>> Begin Source records
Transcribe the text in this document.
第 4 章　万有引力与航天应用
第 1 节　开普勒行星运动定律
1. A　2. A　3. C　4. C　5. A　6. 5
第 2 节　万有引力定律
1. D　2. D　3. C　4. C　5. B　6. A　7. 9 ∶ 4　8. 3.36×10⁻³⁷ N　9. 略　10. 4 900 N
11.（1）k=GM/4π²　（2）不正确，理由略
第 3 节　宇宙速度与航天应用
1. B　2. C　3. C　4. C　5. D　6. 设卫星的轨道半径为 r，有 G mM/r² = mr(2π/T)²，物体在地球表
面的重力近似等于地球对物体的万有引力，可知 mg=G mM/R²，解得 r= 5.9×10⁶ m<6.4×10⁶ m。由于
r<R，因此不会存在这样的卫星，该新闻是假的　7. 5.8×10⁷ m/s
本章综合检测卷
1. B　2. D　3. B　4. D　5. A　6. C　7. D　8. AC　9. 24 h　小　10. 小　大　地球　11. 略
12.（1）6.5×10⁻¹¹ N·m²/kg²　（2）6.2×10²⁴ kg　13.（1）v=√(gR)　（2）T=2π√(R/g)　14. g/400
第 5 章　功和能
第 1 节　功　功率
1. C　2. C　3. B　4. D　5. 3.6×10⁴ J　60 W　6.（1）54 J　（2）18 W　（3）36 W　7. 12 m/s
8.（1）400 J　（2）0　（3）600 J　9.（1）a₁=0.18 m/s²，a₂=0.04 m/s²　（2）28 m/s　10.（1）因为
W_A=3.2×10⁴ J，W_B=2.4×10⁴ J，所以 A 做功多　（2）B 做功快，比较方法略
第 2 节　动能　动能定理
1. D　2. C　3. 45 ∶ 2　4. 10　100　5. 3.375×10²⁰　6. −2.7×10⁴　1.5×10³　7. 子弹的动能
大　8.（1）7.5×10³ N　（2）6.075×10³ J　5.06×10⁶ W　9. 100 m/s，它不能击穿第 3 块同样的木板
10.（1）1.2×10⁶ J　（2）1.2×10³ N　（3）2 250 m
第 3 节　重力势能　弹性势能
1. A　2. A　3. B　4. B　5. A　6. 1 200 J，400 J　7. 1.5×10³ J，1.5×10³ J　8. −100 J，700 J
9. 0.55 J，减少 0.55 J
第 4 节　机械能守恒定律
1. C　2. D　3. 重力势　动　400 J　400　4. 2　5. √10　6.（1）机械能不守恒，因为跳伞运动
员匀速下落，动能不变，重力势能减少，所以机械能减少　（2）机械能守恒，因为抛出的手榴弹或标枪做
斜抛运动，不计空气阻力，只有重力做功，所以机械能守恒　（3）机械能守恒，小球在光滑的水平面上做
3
>> End Source records
▶ Do this:
Print the complete listing again, exactly as it stands.

▶ Reply:
Transcribe the text in this document.
第 4 章　万有引力与航天应用
第 1 节　开普勒行星运动定律
1. A　2. A　3. C　4. C　5. A　6. 5
第 2 节　万有引力定律
1. D　2. D　3. C　4. C　5. B　6. A　7. 9 ∶ 4　8. 3.36×10⁻³⁷ N　9. 略　10. 4 900 N
11.（1）k=GM/4π²　（2）不正确，理由略
第 3 节　宇宙速度与航天应用
1. B　2. C　3. C　4. C　5. D　6. 设卫星的轨道半径为 r，有 G mM/r² = mr(2π/T)²，物体在地球表
面的重力近似等于地球对物体的万有引力，可知 mg=G mM/R²，解得 r= 5.9×10⁶ m<6.4×10⁶ m。由于
r<R，因此不会存在这样的卫星，该新闻是假的　7. 5.8×10⁷ m/s
本章综合检测卷
1. B　2. D　3. B　4. D　5. A　6. C　7. D　8. AC　9. 24 h　小　10. 小　大　地球　11. 略
12.（1）6.5×10⁻¹¹ N·m²/kg²　（2）6.2×10²⁴ kg　13.（1）v=√(gR)　（2）T=2π√(R/g)　14. g/400
第 5 章　功和能
第 1 节　功　功率
1. C　2. C　3. B　4. D　5. 3.6×10⁴ J　60 W　6.（1）54 J　（2）18 W　（3）36 W　7. 12 m/s
8.（1）400 J　（2）0　（3）600 J　9.（1）a₁=0.18 m/s²，a₂=0.04 m/s²　（2）28 m/s　10.（1）因为
W_A=3.2×10⁴ J，W_B=2.4×10⁴ J，所以 A 做功多　（2）B 做功快，比较方法略
第 2 节　动能　动能定理
1. D　2. C　3. 45 ∶ 2　4. 10　100　5. 3.375×10²⁰　6. −2.7×10⁴　1.5×10³　7. 子弹的动能
大　8.（1）7.5×10³ N　（2）6.075×10³ J　5.06×10⁶ W　9. 100 m/s，它不能击穿第 3 块同样的木板
10.（1）1.2×10⁶ J　（2）1.2×10³ N　（3）2 250 m
第 3 节　重力势能　弹性势能
1. A　2. A　3. B　4. B　5. A　6. 1 200 J，400 J　7. 1.5×10³ J，1.5×10³ J　8. −100 J，700 J
9. 0.55 J，减少 0.55 J
第 4 节　机械能守恒定律
1. C　2. D　3. 重力势　动　400 J　400　4. 2　5. √10　6.（1）机械能不守恒，因为跳伞运动
员匀速下落，动能不变，重力势能减少，所以机械能减少　（2）机械能守恒，因为抛出的手榴弹或标枪做
斜抛运动，不计空气阻力，只有重力做功，所以机械能守恒　（3）机械能守恒，小球在光滑的水平面上做
3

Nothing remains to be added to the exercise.